==== Excerpt

Sunday, December 14, 2014

Weekend Happenings

We are in full Christmas mode over here. We've been busy getting ready, finishing up shopping, mailing off presents to family, spending time making crafts and what not. This weekend has been pretty calm though. I've been under the weather in some sort of fashion, not as stylish as desired, but memory worthy at least. Mike was a gem and let me slack off on my motherly duties so I could rest. The girls have since learned that they're Daddy makes the best grilled cheese sandwich e-VER!! Needless to say, we've gone through 2 loaves of bread and I think three packs of cheese this week. They're in love.




I'm learning how fun it is when we do "family" things. I remember wondering how it would be to make memories with my own kids, my own family, and now I actually am. Sometimes it's overwhelming but for the most part, it's so surreal.

========
==== Supplied material

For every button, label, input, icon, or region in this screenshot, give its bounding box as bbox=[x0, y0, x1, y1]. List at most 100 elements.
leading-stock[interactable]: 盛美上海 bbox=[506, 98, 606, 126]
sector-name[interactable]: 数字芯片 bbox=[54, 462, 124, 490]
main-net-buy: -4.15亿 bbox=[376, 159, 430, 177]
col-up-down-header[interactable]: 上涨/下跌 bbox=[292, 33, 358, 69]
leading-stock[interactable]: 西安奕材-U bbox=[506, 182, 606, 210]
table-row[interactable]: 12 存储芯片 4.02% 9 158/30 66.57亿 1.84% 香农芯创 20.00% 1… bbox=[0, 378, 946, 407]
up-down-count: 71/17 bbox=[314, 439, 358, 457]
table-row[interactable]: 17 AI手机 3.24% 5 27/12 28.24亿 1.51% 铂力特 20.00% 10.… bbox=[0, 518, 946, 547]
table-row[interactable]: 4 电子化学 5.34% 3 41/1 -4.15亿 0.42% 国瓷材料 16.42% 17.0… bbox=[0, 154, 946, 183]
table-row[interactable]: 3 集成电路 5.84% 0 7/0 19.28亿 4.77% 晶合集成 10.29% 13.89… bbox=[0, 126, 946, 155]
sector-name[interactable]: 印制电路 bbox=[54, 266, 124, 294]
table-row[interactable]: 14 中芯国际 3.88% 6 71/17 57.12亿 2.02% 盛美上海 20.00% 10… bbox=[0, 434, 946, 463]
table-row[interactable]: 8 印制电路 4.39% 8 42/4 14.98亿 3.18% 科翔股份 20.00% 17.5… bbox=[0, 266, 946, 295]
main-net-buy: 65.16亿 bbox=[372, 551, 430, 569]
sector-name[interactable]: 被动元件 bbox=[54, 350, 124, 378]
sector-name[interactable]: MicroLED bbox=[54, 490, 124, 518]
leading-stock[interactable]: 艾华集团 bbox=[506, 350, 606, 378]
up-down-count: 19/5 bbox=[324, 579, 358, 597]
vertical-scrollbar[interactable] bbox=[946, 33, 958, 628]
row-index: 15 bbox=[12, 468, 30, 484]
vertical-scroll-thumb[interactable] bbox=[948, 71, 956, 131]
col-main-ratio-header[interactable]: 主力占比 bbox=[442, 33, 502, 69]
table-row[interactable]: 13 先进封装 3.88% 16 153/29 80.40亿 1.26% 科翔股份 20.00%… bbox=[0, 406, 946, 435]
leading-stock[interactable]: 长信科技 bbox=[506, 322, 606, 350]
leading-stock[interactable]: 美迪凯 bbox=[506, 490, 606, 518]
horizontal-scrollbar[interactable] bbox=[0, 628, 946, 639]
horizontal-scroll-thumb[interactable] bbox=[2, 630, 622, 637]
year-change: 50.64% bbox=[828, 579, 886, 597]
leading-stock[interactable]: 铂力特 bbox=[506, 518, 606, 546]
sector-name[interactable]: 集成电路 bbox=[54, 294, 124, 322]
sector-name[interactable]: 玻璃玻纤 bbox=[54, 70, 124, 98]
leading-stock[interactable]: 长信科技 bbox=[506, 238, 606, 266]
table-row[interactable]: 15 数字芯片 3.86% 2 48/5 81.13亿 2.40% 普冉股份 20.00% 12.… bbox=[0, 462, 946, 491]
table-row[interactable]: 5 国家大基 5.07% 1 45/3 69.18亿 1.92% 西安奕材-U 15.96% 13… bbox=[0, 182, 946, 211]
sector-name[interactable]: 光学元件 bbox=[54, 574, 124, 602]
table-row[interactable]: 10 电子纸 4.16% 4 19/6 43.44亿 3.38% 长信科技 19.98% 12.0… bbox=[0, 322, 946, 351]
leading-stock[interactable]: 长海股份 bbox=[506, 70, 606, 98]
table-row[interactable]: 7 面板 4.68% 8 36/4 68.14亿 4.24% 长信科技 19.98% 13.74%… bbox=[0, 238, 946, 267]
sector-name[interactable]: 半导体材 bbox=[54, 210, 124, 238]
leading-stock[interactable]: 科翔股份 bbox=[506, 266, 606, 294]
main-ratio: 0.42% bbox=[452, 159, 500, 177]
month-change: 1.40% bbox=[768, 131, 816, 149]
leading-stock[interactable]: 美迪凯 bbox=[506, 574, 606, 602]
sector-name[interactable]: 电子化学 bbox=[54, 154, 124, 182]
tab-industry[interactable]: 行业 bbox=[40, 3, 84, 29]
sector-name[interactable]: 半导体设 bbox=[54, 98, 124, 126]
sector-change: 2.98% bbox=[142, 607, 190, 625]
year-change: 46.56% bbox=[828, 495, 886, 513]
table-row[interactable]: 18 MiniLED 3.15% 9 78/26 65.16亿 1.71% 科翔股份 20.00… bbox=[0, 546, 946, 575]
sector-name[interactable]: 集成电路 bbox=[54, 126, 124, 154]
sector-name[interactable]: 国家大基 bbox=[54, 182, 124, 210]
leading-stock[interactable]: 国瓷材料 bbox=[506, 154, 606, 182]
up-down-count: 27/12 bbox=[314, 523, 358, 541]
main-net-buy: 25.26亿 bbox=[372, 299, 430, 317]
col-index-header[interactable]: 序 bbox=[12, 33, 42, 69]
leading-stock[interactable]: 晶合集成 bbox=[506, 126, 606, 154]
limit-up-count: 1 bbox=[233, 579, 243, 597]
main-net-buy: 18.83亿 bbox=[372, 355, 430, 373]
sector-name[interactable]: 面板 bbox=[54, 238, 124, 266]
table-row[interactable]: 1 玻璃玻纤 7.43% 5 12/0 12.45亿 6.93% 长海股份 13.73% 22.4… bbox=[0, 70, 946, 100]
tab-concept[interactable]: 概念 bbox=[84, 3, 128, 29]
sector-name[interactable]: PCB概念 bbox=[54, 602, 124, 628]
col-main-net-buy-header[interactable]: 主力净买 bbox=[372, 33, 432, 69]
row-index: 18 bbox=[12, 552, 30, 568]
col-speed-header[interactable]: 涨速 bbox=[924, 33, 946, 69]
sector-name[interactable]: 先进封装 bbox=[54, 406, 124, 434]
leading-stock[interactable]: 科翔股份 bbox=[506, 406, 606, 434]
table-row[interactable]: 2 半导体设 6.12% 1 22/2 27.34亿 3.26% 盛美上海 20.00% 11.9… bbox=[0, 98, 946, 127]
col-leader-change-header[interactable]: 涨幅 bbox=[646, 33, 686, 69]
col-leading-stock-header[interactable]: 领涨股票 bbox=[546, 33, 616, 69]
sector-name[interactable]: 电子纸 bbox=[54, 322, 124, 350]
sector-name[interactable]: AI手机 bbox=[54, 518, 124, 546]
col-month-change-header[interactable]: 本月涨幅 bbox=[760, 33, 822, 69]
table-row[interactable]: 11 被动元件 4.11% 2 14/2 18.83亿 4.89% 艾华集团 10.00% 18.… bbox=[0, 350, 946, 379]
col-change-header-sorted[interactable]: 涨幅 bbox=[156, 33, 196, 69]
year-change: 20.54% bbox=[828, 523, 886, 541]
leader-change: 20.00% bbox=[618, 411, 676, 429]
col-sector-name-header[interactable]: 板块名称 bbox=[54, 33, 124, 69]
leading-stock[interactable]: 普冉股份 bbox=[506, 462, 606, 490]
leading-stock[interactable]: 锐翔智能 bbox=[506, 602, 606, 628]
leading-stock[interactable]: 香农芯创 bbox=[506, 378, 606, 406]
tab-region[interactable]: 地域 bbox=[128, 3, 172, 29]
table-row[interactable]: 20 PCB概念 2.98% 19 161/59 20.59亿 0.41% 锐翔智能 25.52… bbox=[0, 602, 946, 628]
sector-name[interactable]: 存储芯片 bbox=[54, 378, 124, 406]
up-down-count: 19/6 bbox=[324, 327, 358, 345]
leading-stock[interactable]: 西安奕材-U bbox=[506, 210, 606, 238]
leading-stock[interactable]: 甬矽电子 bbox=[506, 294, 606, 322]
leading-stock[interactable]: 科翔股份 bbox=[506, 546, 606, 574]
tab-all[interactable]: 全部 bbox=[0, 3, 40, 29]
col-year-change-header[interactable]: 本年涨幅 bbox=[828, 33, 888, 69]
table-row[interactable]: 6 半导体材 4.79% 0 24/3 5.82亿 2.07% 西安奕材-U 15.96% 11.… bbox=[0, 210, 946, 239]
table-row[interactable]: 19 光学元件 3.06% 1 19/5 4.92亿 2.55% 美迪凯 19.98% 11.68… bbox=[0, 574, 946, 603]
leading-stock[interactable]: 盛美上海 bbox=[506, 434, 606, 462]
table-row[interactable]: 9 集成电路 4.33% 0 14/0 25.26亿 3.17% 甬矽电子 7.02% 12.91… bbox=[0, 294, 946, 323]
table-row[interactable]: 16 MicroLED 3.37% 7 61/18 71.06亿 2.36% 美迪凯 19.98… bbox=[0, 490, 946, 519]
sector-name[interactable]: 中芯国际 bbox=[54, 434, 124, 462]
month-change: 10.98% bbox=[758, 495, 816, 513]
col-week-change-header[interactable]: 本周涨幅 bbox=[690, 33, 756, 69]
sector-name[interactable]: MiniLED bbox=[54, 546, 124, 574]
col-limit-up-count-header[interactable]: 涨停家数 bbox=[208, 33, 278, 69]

========

:: What you should do ::
Reproduce verbatim the stretch of the weekend blog post above from "Weekend Happenings" through "it's so surreal.".

:: Answer in full ::
Weekend Happenings

We are in full Christmas mode over here. We've been busy getting ready, finishing up shopping, mailing off presents to family, spending time making crafts and what not. This weekend has been pretty calm though. I've been under the weather in some sort of fashion, not as stylish as desired, but memory worthy at least. Mike was a gem and let me slack off on my motherly duties so I could rest. The girls have since learned that they're Daddy makes the best grilled cheese sandwich e-VER!! Needless to say, we've gone through 2 loaves of bread and I think three packs of cheese this week. They're in love.




I'm learning how fun it is when we do "family" things. I remember wondering how it would be to make memories with my own kids, my own family, and now I actually am. Sometimes it's overwhelming but for the most part, it's so surreal.